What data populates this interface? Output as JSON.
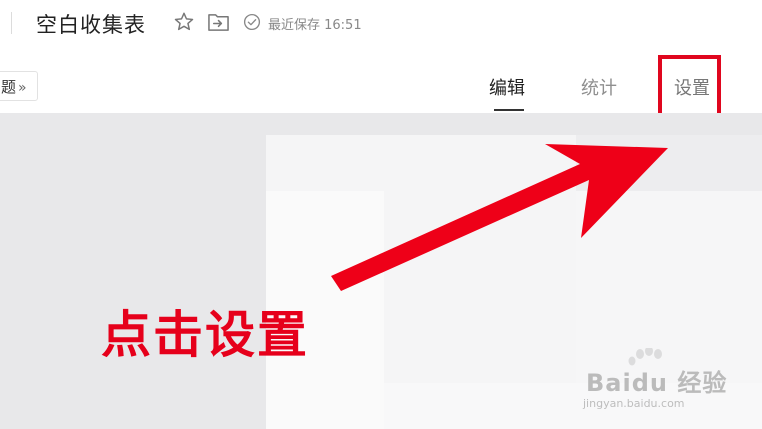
{
  "header": {
    "title": "空白收集表",
    "save_status": "最近保存 16:51"
  },
  "tabs": {
    "question_chip": "题",
    "chip_chevron": "»",
    "items": [
      {
        "label": "编辑",
        "active": true
      },
      {
        "label": "统计",
        "active": false
      },
      {
        "label": "设置",
        "active": false
      }
    ]
  },
  "annotation": {
    "text": "点击设置",
    "color": "#e6001b"
  },
  "watermark": {
    "brand": "Baidu 经验",
    "url": "jingyan.baidu.com"
  },
  "icons": {
    "favorite": "star-icon",
    "move": "folder-move-icon",
    "saved": "check-circle-icon"
  },
  "colors": {
    "highlight": "#e0061e",
    "canvas_bg": "#e8e8ea"
  }
}
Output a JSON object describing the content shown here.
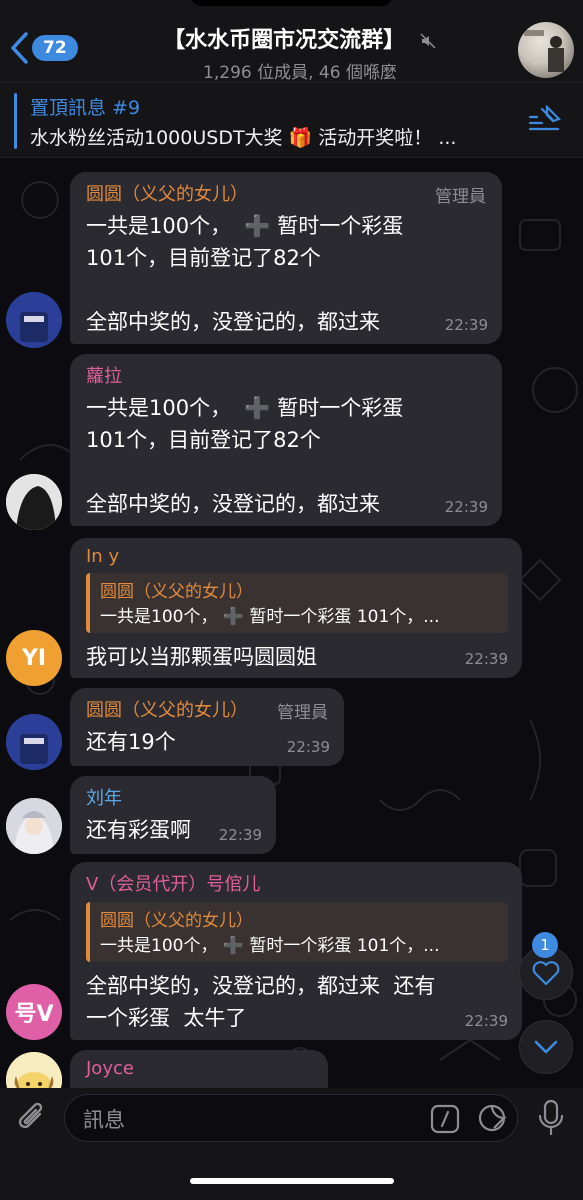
{
  "header": {
    "back_count": "72",
    "title": "【水水币圈市况交流群】",
    "subtitle": "1,296 位成員, 46 個喺麼"
  },
  "pinned": {
    "label": "置頂訊息 #9",
    "text": "水水粉丝活动1000USDT大奖 🎁 活动开奖啦！ ..."
  },
  "messages": [
    {
      "sender": "圆圆（义父的女儿）",
      "sender_color": "#e08a3e",
      "role": "管理員",
      "text": "一共是100个，  ➕ 暂时一个彩蛋\n101个，目前登记了82个\n\n全部中奖的，没登记的，都过来",
      "time": "22:39"
    },
    {
      "sender": "蘿拉",
      "sender_color": "#e0609a",
      "text": "一共是100个，  ➕ 暂时一个彩蛋\n101个，目前登记了82个\n\n全部中奖的，没登记的，都过来",
      "time": "22:39"
    },
    {
      "sender": "In y",
      "sender_color": "#e08a3e",
      "reply_name": "圆圆（义父的女儿）",
      "reply_text": "一共是100个，  ➕ 暂时一个彩蛋 101个，...",
      "text": "我可以当那颗蛋吗圆圆姐",
      "time": "22:39",
      "avatar_initials": "YI"
    },
    {
      "sender": "圆圆（义父的女儿）",
      "sender_color": "#e08a3e",
      "role": "管理員",
      "text": "还有19个",
      "time": "22:39"
    },
    {
      "sender": "刘年",
      "sender_color": "#5fa8e8",
      "text": "还有彩蛋啊",
      "time": "22:39"
    },
    {
      "sender": "V（会员代开）号倌儿",
      "sender_color": "#e0609a",
      "reply_name": "圆圆（义父的女儿）",
      "reply_text": "一共是100个，  ➕ 暂时一个彩蛋 101个，...",
      "text": "全部中奖的，没登记的，都过来  还有\n一个彩蛋  太牛了",
      "time": "22:39",
      "avatar_initials": "号V"
    },
    {
      "sender": "Joyce",
      "sender_color": "#e0609a"
    }
  ],
  "reaction_badge": "1",
  "input": {
    "placeholder": "訊息"
  },
  "colors": {
    "accent": "#3e8ae0",
    "bubble": "#2a2a30",
    "admin_orange": "#e08a3e",
    "pink": "#e0609a"
  }
}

══════════════════════════════

=== Given task ===
Return, from the data, each line that has the word "label" in it.

=== Expected answer ===
        "label": "编辑",
        "label": "统计",
        "label": "设置",
    "label": "置頂訊息 #9",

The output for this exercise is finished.